— Begin Dataset excerpts —

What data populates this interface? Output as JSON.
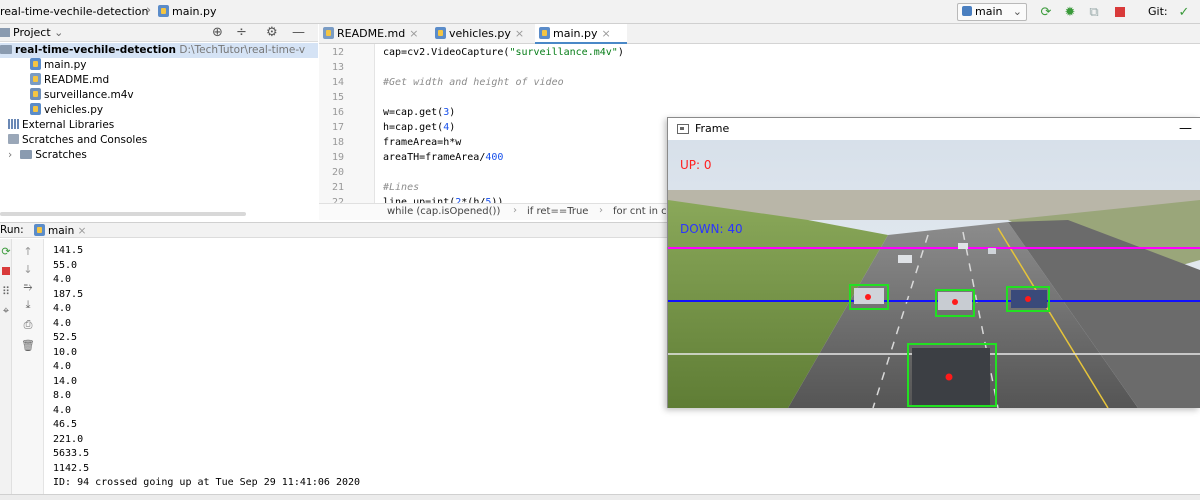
{
  "navbar": {
    "project_crumb": "real-time-vechile-detection",
    "file_crumb": "main.py",
    "run_config": "main",
    "git_label": "Git:"
  },
  "project_panel": {
    "title": "Project",
    "root": {
      "name": "real-time-vechile-detection",
      "path": "D:\\TechTutor\\real-time-v"
    },
    "files": [
      "main.py",
      "README.md",
      "surveillance.m4v",
      "vehicles.py"
    ],
    "external_libraries": "External Libraries",
    "scratches_consoles": "Scratches and Consoles",
    "scratches": "Scratches"
  },
  "editor": {
    "tabs": [
      {
        "label": "README.md",
        "active": false
      },
      {
        "label": "vehicles.py",
        "active": false
      },
      {
        "label": "main.py",
        "active": true
      }
    ],
    "line_numbers": [
      "12",
      "13",
      "14",
      "15",
      "16",
      "17",
      "18",
      "19",
      "20",
      "21",
      "22"
    ],
    "code_lines": [
      "cap=cv2.VideoCapture(\"surveillance.m4v\")",
      "",
      "#Get width and height of video",
      "",
      "w=cap.get(3)",
      "h=cap.get(4)",
      "frameArea=h*w",
      "areaTH=frameArea/400",
      "",
      "#Lines",
      "line_up=int(2*(h/5))"
    ],
    "breadcrumbs": [
      "while (cap.isOpened())",
      "if ret==True",
      "for cnt in c"
    ]
  },
  "run_panel": {
    "label": "Run:",
    "tab_label": "main",
    "output": [
      "141.5",
      "55.0",
      "4.0",
      "187.5",
      "4.0",
      "4.0",
      "52.5",
      "10.0",
      "4.0",
      "14.0",
      "8.0",
      "4.0",
      "46.5",
      "221.0",
      "5633.5",
      "1142.5",
      "ID: 94 crossed going up at Tue Sep 29 11:41:06 2020"
    ]
  },
  "frame_window": {
    "title": "Frame",
    "up_label": "UP: 0",
    "down_label": "DOWN: 40",
    "up_color": "#ff2020",
    "down_color": "#2b34ff",
    "line_colors": {
      "top": "#ff00ff",
      "middle": "#1010ff",
      "bottom": "#e8e8e8"
    },
    "box_color": "#22e022"
  },
  "colors": {
    "accent": "#4a88c7",
    "string": "#067d17",
    "number": "#1750eb",
    "comment": "#8c8c8c"
  }
}
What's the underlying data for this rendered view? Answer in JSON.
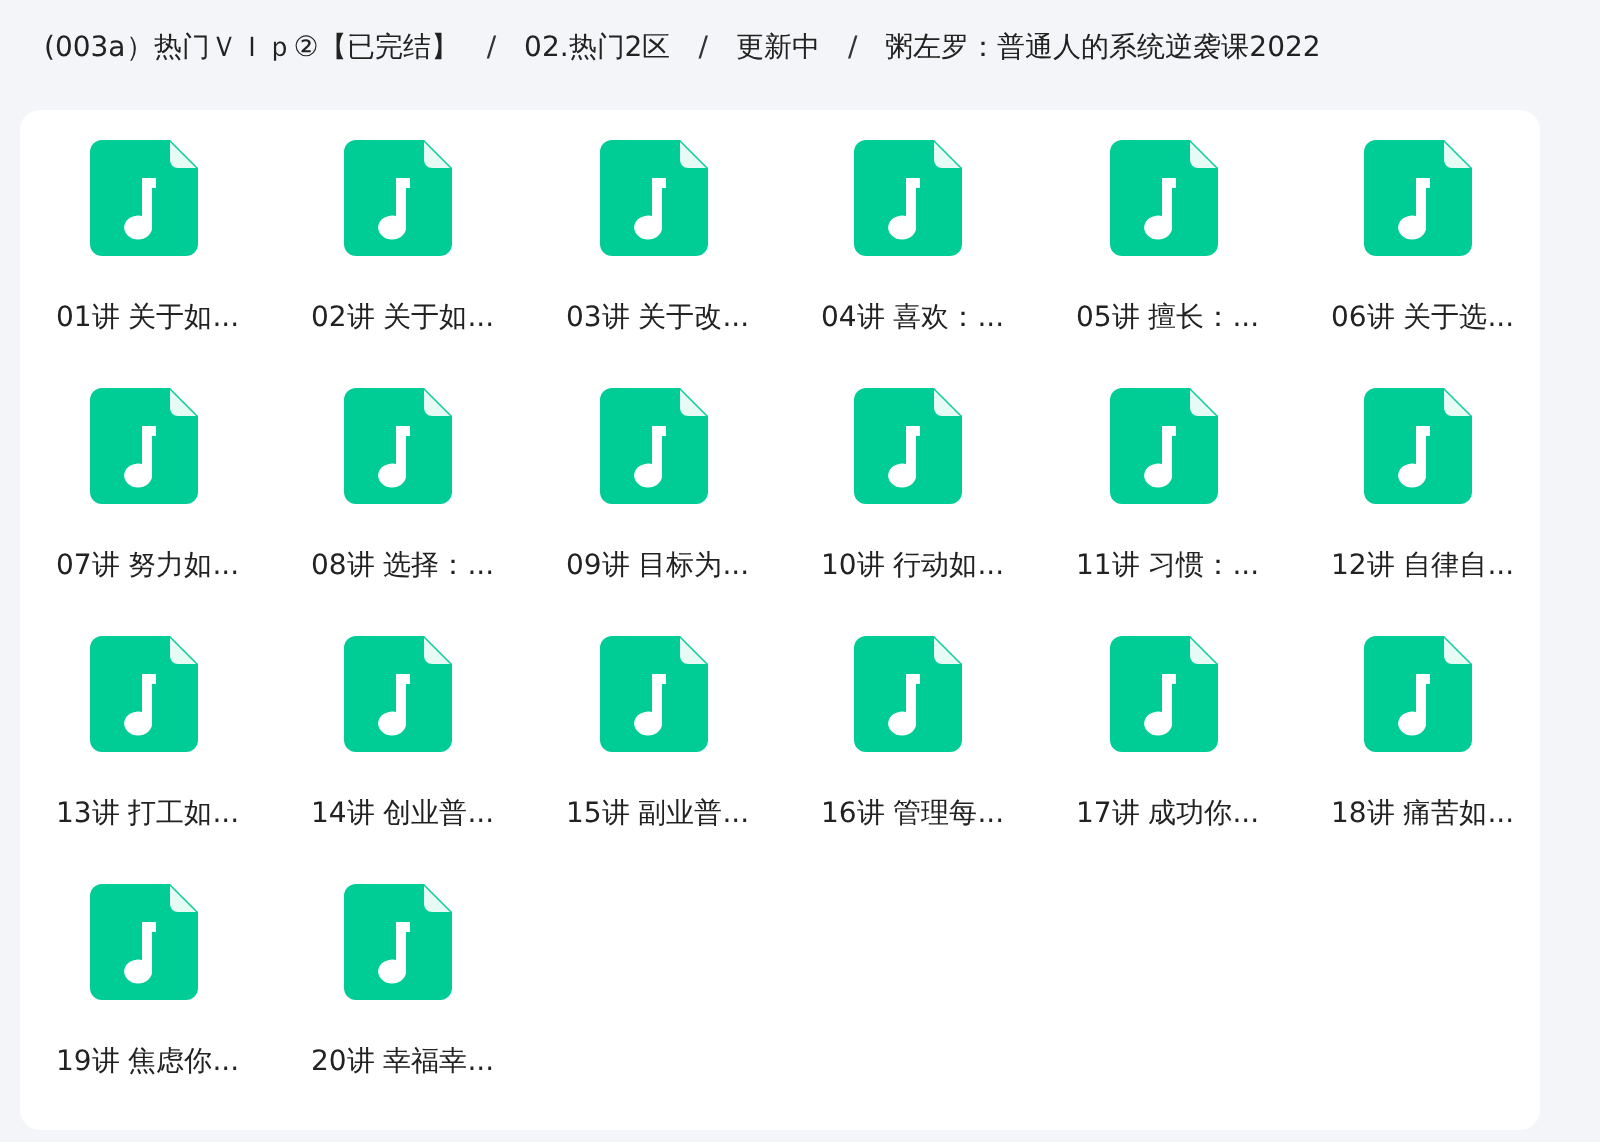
{
  "breadcrumb": {
    "separator": "/",
    "items": [
      "(003a）热门ＶＩｐ②【已完结】",
      "02.热门2区",
      "更新中",
      "粥左罗：普通人的系统逆袭课2022"
    ]
  },
  "files": [
    {
      "kind": "audio",
      "name": "01讲 关于如..."
    },
    {
      "kind": "audio",
      "name": "02讲 关于如..."
    },
    {
      "kind": "audio",
      "name": "03讲 关于改..."
    },
    {
      "kind": "audio",
      "name": "04讲 喜欢：..."
    },
    {
      "kind": "audio",
      "name": "05讲 擅长：..."
    },
    {
      "kind": "audio",
      "name": "06讲 关于选..."
    },
    {
      "kind": "audio",
      "name": "07讲 努力如..."
    },
    {
      "kind": "audio",
      "name": "08讲 选择：..."
    },
    {
      "kind": "audio",
      "name": "09讲 目标为..."
    },
    {
      "kind": "audio",
      "name": "10讲 行动如..."
    },
    {
      "kind": "audio",
      "name": "11讲 习惯：..."
    },
    {
      "kind": "audio",
      "name": "12讲 自律自..."
    },
    {
      "kind": "audio",
      "name": "13讲 打工如..."
    },
    {
      "kind": "audio",
      "name": "14讲 创业普..."
    },
    {
      "kind": "audio",
      "name": "15讲 副业普..."
    },
    {
      "kind": "audio",
      "name": "16讲 管理每..."
    },
    {
      "kind": "audio",
      "name": "17讲 成功你..."
    },
    {
      "kind": "audio",
      "name": "18讲 痛苦如..."
    },
    {
      "kind": "audio",
      "name": "19讲 焦虑你..."
    },
    {
      "kind": "audio",
      "name": "20讲 幸福幸..."
    }
  ]
}
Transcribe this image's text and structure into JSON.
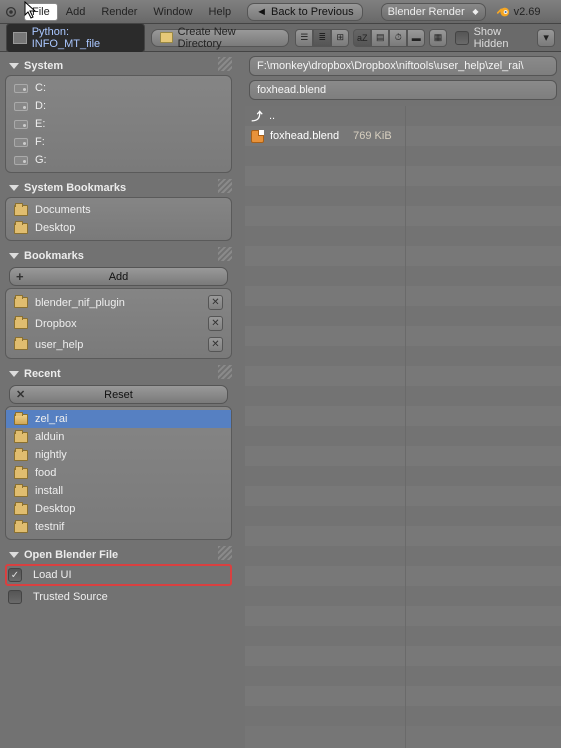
{
  "topmenu": {
    "file": "File",
    "add": "Add",
    "render": "Render",
    "window": "Window",
    "help": "Help",
    "back": "Back to Previous",
    "engine": "Blender Render",
    "version": "v2.69"
  },
  "second": {
    "python": "Python: INFO_MT_file",
    "create_dir": "Create New Directory",
    "show_hidden": "Show Hidden"
  },
  "path": "F:\\monkey\\dropbox\\Dropbox\\niftools\\user_help\\zel_rai\\",
  "filename": "foxhead.blend",
  "sidebar": {
    "system": {
      "title": "System",
      "drives": [
        "C:",
        "D:",
        "E:",
        "F:",
        "G:"
      ]
    },
    "sys_bm": {
      "title": "System Bookmarks",
      "items": [
        "Documents",
        "Desktop"
      ]
    },
    "bookmarks": {
      "title": "Bookmarks",
      "add": "Add",
      "items": [
        "blender_nif_plugin",
        "Dropbox",
        "user_help"
      ]
    },
    "recent": {
      "title": "Recent",
      "reset": "Reset",
      "items": [
        "zel_rai",
        "alduin",
        "nightly",
        "food",
        "install",
        "Desktop",
        "testnif"
      ],
      "selected": 0
    },
    "open": {
      "title": "Open Blender File",
      "load_ui": "Load UI",
      "trusted": "Trusted Source"
    }
  },
  "files": {
    "updir": "..",
    "entries": [
      {
        "name": "foxhead.blend",
        "size": "769 KiB"
      }
    ]
  }
}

— End Dataset excerpts —

* [Challenge]:
In the listing above, find each line with the word "What" and copy it.

* [Output of the exercise]:
What data populates this interface? Output as JSON.
What's the underlying data for this rendered view? Answer in JSON.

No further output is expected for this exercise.